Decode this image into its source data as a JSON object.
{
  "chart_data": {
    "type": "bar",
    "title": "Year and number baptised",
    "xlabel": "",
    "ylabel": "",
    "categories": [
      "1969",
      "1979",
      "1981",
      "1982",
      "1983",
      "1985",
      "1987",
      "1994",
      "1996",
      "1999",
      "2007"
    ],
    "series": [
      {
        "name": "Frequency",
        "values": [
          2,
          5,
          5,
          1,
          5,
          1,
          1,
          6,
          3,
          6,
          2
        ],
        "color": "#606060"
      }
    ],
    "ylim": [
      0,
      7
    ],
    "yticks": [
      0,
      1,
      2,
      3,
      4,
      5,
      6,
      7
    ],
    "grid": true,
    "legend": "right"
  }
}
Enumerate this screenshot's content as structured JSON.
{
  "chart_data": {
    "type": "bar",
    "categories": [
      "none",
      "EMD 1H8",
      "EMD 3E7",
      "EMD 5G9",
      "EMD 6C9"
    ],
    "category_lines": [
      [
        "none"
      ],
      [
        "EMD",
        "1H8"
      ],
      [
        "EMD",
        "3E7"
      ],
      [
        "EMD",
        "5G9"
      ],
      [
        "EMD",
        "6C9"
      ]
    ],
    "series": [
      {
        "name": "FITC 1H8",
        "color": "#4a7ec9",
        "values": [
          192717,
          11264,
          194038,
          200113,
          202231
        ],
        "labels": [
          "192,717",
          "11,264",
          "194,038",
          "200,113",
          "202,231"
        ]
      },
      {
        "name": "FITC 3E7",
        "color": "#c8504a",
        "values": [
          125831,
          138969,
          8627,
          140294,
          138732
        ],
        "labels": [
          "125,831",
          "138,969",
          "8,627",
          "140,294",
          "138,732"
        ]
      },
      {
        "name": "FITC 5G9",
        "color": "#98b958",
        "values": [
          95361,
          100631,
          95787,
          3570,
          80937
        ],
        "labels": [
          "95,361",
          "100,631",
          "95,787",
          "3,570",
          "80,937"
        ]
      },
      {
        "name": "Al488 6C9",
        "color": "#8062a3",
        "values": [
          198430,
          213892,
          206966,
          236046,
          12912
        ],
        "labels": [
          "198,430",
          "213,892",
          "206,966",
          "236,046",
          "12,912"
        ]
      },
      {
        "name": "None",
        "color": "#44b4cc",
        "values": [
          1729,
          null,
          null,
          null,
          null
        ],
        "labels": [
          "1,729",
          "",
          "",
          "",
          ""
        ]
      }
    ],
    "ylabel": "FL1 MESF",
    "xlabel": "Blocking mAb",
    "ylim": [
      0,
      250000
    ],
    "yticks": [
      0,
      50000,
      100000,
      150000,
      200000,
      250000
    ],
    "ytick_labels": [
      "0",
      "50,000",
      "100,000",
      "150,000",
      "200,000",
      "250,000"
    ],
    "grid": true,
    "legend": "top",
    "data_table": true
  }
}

■ **Written task**: Give the listing above again, word for word.

■ **Solution for this exercise**:
Decode this image into its source data as a JSON object.
{
  "chart_data": {
    "type": "bar",
    "title": "Year and number baptised",
    "xlabel": "",
    "ylabel": "",
    "categories": [
      "1969",
      "1979",
      "1981",
      "1982",
      "1983",
      "1985",
      "1987",
      "1994",
      "1996",
      "1999",
      "2007"
    ],
    "series": [
      {
        "name": "Frequency",
        "values": [
          2,
          5,
          5,
          1,
          5,
          1,
          1,
          6,
          3,
          6,
          2
        ],
        "color": "#606060"
      }
    ],
    "ylim": [
      0,
      7
    ],
    "yticks": [
      0,
      1,
      2,
      3,
      4,
      5,
      6,
      7
    ],
    "grid": true,
    "legend": "right"
  }
}
Enumerate this screenshot's content as structured JSON.
{
  "chart_data": {
    "type": "bar",
    "categories": [
      "none",
      "EMD 1H8",
      "EMD 3E7",
      "EMD 5G9",
      "EMD 6C9"
    ],
    "category_lines": [
      [
        "none"
      ],
      [
        "EMD",
        "1H8"
      ],
      [
        "EMD",
        "3E7"
      ],
      [
        "EMD",
        "5G9"
      ],
      [
        "EMD",
        "6C9"
      ]
    ],
    "series": [
      {
        "name": "FITC 1H8",
        "color": "#4a7ec9",
        "values": [
          192717,
          11264,
          194038,
          200113,
          202231
        ],
        "labels": [
          "192,717",
          "11,264",
          "194,038",
          "200,113",
          "202,231"
        ]
      },
      {
        "name": "FITC 3E7",
        "color": "#c8504a",
        "values": [
          125831,
          138969,
          8627,
          140294,
          138732
        ],
        "labels": [
          "125,831",
          "138,969",
          "8,627",
          "140,294",
          "138,732"
        ]
      },
      {
        "name": "FITC 5G9",
        "color": "#98b958",
        "values": [
          95361,
          100631,
          95787,
          3570,
          80937
        ],
        "labels": [
          "95,361",
          "100,631",
          "95,787",
          "3,570",
          "80,937"
        ]
      },
      {
        "name": "Al488 6C9",
        "color": "#8062a3",
        "values": [
          198430,
          213892,
          206966,
          236046,
          12912
        ],
        "labels": [
          "198,430",
          "213,892",
          "206,966",
          "236,046",
          "12,912"
        ]
      },
      {
        "name": "None",
        "color": "#44b4cc",
        "values": [
          1729,
          null,
          null,
          null,
          null
        ],
        "labels": [
          "1,729",
          "",
          "",
          "",
          ""
        ]
      }
    ],
    "ylabel": "FL1 MESF",
    "xlabel": "Blocking mAb",
    "ylim": [
      0,
      250000
    ],
    "yticks": [
      0,
      50000,
      100000,
      150000,
      200000,
      250000
    ],
    "ytick_labels": [
      "0",
      "50,000",
      "100,000",
      "150,000",
      "200,000",
      "250,000"
    ],
    "grid": true,
    "legend": "top",
    "data_table": true
  }
}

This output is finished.